- **Aim of the exercise**: From the passage on the ECAC Hockey tournament, set down word for word the part that begins at "The tournament was" and stops after "with 14 appearances.".

- **Text under study**:
::::
In 1960, two play-in games were held for the top four eastern teams that were up for two spots in the NCAA tournament. About a year and a half later, ECAC Hockey was founded and included nearly 30 programs. Despite the cumbersome arrangement, the league held its first conference tournament in 1962 and has crowned a champion every year since with the exception of 2020 (as of 2025).

In response to a threat from the Ivy League schools to split from the conference over scheduling disagreements, the six teams that comprised the East Division left the conference to form Hockey East in 1984. ECAC Hockey still contained eleven teams after the break and was able to retain its automatic bid to the tournament, a necessity for the stability of a conference.

The tournament was first hosted at the Boston Arena and was moved to the Boston Garden in 1967. The tournament remained there from 1967 through 1992 and was succeeded by the Herb Brooks Arena in Lake Placid, New York, from 1993 to 2002 and again from 2014 to the present. The Times Union Center and the Boardwalk Hall have also hosted ECAC tournament championships.

Cornell has won the most ECAC Hockey championships with 14 and also has the most championship game appearances with 25. Former Cornell coach Mike Schafer has won the most championships with seven and also has coached in the most championship games with 14 appearances.

In 1989 the championship trophy was renamed in honor of retiring commissioner Robert Whitelaw.

==Formats==
- 1962
The ECAC Hockey Tournament format begins as a single-game elimination three-round format featuring the top eight teams in the standings.

- 1983
The quarterfinal round is changed to a two-game format where if the two teams are tied afterwards a 'mini-game' is held to determine who advances. Overtime is not played in the quarterfinals outside the 'mini-games'

- 1990
Two preliminary games are added to determine the final two qualifiers in the tournament played between the teams that finished seventh thru tenth in the standings.

- 1992
The quarterfinal round was changed to a single-elimination format.

- 1993
The quarterfinal round was converted into a modified best-of-three series where the first team to receive three points would advance (2 points for a win 1 point for a tie) with only the third game permitted to continue past a 5-minute overtime if the score was still tied.

- 1998
The preliminary round was scrapped and the quarterfinal round expanded into 5 modified best-of-three series. The two lowest-seeded teams to advance out of the quarterfinals would then play in a single 'Four vs. Five' game to determine the final semifinalist.
::::
- **Supplied material**:
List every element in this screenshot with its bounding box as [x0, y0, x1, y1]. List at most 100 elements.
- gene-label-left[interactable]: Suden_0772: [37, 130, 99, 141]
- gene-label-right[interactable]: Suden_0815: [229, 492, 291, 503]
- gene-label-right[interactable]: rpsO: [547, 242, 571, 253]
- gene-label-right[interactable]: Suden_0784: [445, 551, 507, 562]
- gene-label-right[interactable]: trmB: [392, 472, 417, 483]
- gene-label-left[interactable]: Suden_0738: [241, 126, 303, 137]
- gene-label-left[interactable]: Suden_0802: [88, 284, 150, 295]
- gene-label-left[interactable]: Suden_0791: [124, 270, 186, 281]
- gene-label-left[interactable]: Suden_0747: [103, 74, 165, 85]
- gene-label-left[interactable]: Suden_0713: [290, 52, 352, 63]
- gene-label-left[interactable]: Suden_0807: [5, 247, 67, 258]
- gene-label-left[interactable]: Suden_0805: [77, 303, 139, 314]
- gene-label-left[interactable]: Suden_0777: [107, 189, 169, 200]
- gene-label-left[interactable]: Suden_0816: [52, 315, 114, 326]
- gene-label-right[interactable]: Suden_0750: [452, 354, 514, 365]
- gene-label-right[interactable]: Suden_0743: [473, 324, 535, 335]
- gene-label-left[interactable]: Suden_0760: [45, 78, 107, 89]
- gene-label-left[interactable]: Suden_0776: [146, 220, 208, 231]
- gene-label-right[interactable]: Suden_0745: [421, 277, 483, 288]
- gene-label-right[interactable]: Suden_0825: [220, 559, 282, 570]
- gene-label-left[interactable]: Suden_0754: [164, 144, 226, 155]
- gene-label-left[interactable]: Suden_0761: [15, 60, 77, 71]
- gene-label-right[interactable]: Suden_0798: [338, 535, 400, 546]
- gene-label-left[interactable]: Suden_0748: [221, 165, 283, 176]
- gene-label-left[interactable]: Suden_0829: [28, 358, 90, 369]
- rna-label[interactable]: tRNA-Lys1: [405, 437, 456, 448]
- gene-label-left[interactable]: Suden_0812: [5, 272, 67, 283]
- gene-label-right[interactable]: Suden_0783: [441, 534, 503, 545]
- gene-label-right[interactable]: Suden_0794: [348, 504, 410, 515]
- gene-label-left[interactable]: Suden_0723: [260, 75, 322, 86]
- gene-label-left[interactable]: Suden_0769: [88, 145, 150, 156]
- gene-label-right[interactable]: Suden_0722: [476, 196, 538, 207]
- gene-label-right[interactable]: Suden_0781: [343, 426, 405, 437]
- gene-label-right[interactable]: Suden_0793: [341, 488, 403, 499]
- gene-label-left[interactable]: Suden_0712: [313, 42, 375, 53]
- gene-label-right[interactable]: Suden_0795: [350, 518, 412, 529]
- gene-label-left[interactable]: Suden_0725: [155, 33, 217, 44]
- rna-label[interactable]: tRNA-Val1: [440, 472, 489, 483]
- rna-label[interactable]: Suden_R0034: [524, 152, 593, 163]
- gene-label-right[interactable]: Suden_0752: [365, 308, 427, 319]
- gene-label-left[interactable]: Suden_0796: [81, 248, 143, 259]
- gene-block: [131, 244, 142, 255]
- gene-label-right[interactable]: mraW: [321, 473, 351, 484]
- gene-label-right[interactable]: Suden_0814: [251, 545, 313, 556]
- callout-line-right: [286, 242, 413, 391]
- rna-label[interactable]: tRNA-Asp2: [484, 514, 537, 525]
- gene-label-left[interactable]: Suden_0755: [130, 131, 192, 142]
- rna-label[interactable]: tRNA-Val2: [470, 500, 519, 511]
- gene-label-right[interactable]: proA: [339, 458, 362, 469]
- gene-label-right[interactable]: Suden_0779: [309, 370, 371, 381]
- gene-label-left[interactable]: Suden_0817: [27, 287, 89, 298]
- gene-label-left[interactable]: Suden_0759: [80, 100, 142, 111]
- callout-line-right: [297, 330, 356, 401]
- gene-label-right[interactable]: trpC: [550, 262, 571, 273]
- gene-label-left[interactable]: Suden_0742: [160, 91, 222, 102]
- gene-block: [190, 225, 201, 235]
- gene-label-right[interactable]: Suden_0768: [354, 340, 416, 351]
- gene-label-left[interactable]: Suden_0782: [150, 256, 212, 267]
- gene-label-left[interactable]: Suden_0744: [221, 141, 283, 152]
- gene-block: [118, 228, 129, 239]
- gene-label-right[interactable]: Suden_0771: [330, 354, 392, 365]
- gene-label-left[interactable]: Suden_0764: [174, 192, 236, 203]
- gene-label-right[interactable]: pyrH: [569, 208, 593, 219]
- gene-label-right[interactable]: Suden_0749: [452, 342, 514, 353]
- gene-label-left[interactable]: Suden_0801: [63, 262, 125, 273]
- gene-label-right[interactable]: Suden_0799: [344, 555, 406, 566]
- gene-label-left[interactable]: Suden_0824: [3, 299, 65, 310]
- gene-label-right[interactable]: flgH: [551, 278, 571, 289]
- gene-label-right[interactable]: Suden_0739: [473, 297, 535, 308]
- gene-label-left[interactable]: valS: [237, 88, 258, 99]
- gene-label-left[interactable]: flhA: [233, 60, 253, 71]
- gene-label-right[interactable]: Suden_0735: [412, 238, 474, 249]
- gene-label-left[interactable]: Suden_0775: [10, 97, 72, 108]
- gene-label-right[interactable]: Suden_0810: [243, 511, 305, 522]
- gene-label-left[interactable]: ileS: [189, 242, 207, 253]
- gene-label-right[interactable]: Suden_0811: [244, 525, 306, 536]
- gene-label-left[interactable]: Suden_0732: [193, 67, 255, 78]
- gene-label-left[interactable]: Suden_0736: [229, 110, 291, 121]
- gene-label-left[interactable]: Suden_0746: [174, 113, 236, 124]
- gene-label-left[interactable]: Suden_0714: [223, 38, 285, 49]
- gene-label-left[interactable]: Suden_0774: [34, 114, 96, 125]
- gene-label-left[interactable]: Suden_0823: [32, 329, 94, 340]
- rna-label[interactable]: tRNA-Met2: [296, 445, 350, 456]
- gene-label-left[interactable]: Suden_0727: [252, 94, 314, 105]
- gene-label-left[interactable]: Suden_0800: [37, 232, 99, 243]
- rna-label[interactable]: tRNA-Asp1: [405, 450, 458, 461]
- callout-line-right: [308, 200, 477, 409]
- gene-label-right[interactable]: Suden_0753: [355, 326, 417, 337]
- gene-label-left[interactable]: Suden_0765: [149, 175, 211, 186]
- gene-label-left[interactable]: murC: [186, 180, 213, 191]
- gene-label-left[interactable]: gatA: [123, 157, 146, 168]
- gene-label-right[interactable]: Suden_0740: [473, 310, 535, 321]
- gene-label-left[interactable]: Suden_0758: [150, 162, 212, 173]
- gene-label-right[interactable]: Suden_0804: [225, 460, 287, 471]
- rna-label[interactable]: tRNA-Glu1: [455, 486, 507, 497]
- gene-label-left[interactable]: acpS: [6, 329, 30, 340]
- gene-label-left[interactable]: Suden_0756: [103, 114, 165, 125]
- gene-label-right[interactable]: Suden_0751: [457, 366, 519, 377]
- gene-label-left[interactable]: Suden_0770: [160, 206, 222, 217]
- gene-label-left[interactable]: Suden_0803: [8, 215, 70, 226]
::::
- **Reply**:
The tournament was first hosted at the Boston Arena and was moved to the Boston Garden in 1967. The tournament remained there from 1967 through 1992 and was succeeded by the Herb Brooks Arena in Lake Placid, New York, from 1993 to 2002 and again from 2014 to the present. The Times Union Center and the Boardwalk Hall have also hosted ECAC tournament championships.

Cornell has won the most ECAC Hockey championships with 14 and also has the most championship game appearances with 25. Former Cornell coach Mike Schafer has won the most championships with seven and also has coached in the most championship games with 14 appearances.